= ZADANIE DO WYKONANIA A =
Przepisz dokładnie fragment tekstu o drogach płatnych w Słowenii od słów „CplusE #115 –” aż do słów „jedziemy z tematem!” włącznie.

= UDOSTĘPNIONY FRAGMENT =

CplusE #115 – Drogi płatne w Słowenii

Witajcie! Dzisiaj szybkie uzupełnienie jednej z naszych pierwszych serii tematycznych, która szczegółowo omawia systemy poboru opłat drogowych, funkcjonujące w Europie. Tym razem zajmiemy się systemem DarsGo, który od niedawna wykorzystywany jest w Słowenii. 

Zapraszam na CplusE, jedziemy z tematem!

Na początku przypomnę, że w serii CplusE dotyczącej dróg płatnych omówiliśmy większość systemów i urządzeń funkcjonujących w Europie. Jeśli interesuje was któryś z krajowych systemów, albo chcecie zobaczyć, jak wygląda i działa urządzenie wykorzystywane np. w Belgii czy we Włoszech, to na naszym kanale na YouTube jest playlista ze wszystkimi odcinkami na ten temat.

= ZADANIE DO WYKONANIA B =
Wyodrębnij wszystkie wiersze danych zamieszczone poniżej i powtórz je bez żadnych zmian.

= WYODRĘBNIONE DANE =
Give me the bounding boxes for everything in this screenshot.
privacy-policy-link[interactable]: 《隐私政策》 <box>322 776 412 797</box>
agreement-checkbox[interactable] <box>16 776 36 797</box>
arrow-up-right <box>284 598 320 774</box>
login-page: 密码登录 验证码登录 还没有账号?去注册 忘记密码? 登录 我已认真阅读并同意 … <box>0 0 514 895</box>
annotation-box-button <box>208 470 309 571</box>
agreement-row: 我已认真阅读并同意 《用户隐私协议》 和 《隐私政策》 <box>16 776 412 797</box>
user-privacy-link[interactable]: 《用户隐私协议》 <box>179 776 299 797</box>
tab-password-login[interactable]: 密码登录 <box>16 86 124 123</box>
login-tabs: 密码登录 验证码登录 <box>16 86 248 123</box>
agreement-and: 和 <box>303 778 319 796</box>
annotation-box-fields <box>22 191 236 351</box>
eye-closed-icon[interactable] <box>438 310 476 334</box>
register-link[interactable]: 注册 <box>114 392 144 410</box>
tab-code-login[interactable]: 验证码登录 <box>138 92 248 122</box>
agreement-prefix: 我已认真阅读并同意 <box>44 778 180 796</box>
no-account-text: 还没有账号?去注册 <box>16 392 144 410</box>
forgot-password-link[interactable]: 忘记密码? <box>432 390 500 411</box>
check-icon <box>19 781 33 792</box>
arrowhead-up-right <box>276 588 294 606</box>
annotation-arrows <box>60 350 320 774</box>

= WYNIK ZADANIA A =
CplusE #115 – Drogi płatne w Słowenii

Witajcie! Dzisiaj szybkie uzupełnienie jednej z naszych pierwszych serii tematycznych, która szczegółowo omawia systemy poboru opłat drogowych, funkcjonujące w Europie. Tym razem zajmiemy się systemem DarsGo, który od niedawna wykorzystywany jest w Słowenii. 

Zapraszam na CplusE, jedziemy z tematem!

= WYNIK ZADANIA B =
Give me the bounding boxes for everything in this screenshot.
privacy-policy-link[interactable]: 《隐私政策》 <box>322 776 412 797</box>
agreement-checkbox[interactable] <box>16 776 36 797</box>
arrow-up-right <box>284 598 320 774</box>
login-page: 密码登录 验证码登录 还没有账号?去注册 忘记密码? 登录 我已认真阅读并同意 … <box>0 0 514 895</box>
annotation-box-button <box>208 470 309 571</box>
agreement-row: 我已认真阅读并同意 《用户隐私协议》 和 《隐私政策》 <box>16 776 412 797</box>
user-privacy-link[interactable]: 《用户隐私协议》 <box>179 776 299 797</box>
tab-password-login[interactable]: 密码登录 <box>16 86 124 123</box>
login-tabs: 密码登录 验证码登录 <box>16 86 248 123</box>
agreement-and: 和 <box>303 778 319 796</box>
annotation-box-fields <box>22 191 236 351</box>
eye-closed-icon[interactable] <box>438 310 476 334</box>
register-link[interactable]: 注册 <box>114 392 144 410</box>
tab-code-login[interactable]: 验证码登录 <box>138 92 248 122</box>
agreement-prefix: 我已认真阅读并同意 <box>44 778 180 796</box>
no-account-text: 还没有账号?去注册 <box>16 392 144 410</box>
forgot-password-link[interactable]: 忘记密码? <box>432 390 500 411</box>
check-icon <box>19 781 33 792</box>
arrowhead-up-right <box>276 588 294 606</box>
annotation-arrows <box>60 350 320 774</box>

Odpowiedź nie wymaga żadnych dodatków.